- Brief: In the entries below, find the lines that contain the word "JSON" and copy them.

- Supplied entries:
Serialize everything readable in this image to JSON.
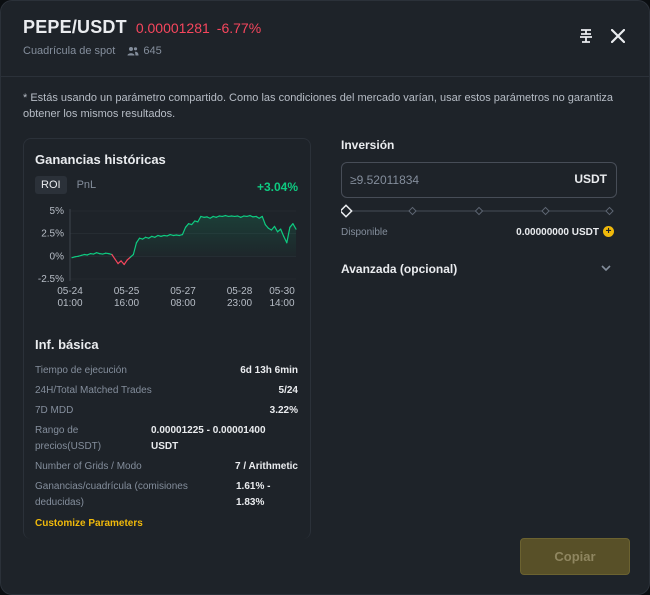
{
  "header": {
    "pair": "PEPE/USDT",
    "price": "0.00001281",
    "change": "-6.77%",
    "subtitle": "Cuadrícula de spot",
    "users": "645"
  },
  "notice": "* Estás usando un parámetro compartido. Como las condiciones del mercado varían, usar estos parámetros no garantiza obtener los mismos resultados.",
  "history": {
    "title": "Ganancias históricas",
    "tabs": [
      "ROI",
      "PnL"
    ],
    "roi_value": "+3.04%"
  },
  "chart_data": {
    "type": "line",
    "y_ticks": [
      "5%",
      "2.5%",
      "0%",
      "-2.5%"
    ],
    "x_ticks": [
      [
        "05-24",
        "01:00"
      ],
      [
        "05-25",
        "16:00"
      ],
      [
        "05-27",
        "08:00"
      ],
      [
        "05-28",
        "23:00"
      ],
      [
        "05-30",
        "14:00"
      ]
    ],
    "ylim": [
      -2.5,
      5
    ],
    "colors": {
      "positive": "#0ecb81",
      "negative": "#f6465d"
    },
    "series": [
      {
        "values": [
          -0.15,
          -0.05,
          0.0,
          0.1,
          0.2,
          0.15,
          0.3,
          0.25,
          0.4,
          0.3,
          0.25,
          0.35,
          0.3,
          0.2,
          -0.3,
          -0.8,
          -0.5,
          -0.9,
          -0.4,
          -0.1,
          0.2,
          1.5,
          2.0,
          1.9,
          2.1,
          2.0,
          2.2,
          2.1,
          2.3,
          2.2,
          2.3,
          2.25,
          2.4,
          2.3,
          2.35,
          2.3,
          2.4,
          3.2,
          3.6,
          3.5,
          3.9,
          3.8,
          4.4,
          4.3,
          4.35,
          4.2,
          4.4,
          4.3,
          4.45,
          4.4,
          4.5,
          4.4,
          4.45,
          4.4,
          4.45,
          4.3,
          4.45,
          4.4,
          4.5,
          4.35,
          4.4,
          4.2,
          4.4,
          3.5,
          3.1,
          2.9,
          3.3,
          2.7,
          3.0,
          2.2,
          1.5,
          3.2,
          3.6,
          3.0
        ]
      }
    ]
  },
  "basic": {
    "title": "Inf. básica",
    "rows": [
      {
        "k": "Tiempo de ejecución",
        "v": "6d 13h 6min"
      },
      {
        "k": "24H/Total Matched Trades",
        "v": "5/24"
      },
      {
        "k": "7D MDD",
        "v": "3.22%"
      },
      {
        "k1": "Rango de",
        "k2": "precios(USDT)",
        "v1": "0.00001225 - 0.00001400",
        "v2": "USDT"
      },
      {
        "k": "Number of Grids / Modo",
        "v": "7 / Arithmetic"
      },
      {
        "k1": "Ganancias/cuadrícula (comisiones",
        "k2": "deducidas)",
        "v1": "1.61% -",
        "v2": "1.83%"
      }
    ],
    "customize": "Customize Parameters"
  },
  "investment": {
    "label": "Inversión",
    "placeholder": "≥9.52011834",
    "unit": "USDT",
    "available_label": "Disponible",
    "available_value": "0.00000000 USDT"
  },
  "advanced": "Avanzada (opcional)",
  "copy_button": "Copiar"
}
--
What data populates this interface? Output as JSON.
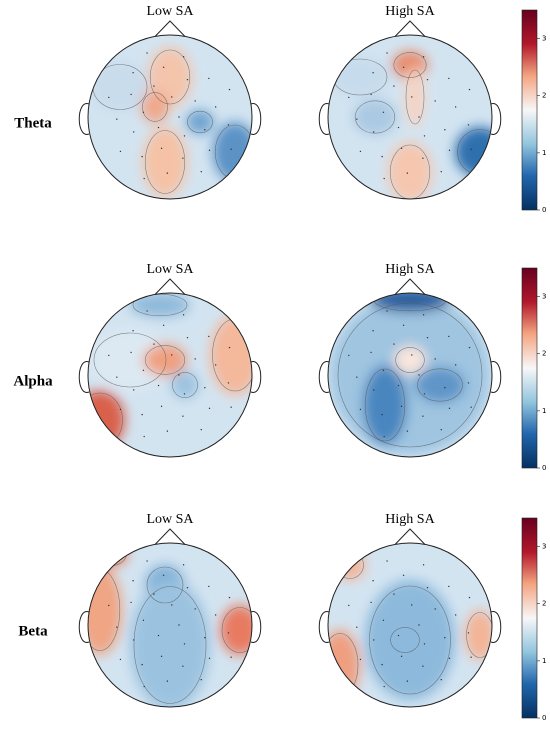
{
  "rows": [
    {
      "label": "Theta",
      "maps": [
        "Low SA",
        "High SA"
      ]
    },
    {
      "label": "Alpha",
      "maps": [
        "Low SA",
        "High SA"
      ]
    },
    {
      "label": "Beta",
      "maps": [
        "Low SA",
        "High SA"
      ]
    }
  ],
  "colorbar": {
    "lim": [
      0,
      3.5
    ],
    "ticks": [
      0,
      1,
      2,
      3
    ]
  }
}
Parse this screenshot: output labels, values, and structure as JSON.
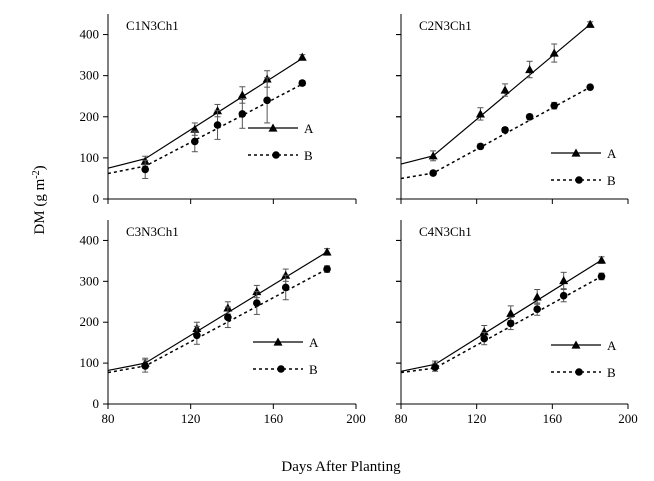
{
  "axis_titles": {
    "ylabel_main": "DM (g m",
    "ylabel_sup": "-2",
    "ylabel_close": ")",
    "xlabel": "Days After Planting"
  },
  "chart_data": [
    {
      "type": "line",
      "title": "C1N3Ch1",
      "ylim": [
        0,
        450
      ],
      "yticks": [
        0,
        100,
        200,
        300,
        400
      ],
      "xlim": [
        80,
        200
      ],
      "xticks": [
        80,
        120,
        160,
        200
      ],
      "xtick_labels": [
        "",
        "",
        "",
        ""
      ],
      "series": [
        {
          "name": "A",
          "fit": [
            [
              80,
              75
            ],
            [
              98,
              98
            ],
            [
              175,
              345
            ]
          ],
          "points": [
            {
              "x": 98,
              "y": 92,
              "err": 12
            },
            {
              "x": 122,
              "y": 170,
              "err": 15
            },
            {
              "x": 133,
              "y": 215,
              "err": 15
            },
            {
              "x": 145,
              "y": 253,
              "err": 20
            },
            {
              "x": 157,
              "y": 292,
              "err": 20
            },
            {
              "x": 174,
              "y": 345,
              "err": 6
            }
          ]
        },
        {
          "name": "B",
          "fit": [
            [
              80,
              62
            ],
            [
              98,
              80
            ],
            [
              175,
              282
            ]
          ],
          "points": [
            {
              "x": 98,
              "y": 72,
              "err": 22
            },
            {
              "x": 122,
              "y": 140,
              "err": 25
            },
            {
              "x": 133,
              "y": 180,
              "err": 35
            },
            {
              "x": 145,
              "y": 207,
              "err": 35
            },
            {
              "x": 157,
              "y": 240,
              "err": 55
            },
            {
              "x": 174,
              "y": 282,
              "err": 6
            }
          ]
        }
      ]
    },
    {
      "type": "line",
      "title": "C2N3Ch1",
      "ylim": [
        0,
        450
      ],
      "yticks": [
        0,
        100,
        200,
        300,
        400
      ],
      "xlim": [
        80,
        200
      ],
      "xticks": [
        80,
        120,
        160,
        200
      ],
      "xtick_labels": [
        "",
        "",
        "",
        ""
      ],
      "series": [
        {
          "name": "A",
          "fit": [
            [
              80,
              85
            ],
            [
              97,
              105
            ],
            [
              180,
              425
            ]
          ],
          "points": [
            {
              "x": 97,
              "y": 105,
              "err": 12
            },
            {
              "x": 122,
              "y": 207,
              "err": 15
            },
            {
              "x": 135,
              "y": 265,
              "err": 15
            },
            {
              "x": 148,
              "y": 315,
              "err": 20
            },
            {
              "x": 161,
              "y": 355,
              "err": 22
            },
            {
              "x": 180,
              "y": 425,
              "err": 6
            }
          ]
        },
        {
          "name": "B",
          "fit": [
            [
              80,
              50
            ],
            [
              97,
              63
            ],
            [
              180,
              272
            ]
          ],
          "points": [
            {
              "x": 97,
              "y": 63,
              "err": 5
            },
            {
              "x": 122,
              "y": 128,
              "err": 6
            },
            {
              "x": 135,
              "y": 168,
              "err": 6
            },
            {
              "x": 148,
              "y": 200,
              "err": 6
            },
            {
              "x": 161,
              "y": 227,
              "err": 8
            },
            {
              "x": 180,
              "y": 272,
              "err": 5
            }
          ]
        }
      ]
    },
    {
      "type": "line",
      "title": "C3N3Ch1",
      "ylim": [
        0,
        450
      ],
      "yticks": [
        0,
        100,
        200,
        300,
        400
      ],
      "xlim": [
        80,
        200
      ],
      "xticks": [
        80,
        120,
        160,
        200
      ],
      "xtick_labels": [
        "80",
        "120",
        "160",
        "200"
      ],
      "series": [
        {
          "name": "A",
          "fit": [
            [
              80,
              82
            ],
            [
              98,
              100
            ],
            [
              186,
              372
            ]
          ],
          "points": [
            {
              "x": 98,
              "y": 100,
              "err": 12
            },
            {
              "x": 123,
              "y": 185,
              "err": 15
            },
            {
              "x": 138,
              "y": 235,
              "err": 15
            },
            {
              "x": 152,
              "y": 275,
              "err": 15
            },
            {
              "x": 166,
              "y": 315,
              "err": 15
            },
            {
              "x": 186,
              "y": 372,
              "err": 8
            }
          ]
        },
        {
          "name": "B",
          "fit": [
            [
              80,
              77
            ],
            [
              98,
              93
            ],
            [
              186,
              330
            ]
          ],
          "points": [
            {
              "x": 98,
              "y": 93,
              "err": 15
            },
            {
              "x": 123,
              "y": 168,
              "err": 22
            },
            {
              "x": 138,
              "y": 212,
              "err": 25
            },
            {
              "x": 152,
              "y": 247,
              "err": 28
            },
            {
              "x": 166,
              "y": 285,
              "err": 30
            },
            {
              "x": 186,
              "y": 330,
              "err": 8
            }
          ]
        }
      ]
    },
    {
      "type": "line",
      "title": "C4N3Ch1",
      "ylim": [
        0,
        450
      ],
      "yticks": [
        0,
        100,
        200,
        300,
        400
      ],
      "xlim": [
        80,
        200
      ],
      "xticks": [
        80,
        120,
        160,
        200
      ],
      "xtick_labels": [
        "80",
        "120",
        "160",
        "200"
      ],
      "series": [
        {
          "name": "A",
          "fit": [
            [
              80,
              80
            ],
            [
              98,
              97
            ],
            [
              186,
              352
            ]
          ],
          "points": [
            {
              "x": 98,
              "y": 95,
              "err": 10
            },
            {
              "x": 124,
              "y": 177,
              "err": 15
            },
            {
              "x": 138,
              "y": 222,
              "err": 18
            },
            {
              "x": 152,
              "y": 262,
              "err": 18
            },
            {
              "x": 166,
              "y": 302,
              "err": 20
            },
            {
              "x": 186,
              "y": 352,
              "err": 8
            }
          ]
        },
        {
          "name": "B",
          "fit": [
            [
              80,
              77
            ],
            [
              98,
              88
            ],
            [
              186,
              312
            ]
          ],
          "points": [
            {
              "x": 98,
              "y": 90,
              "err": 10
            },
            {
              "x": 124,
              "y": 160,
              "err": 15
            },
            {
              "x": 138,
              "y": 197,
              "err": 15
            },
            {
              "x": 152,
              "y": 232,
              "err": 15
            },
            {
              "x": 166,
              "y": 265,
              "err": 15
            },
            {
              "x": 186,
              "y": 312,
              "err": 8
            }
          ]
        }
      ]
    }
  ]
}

- Result of the exercise:
Serialize everything readable in this image to JSON.
What data populates this interface? Output as JSON.
Parse this screenshot: output labels, values, and structure as JSON.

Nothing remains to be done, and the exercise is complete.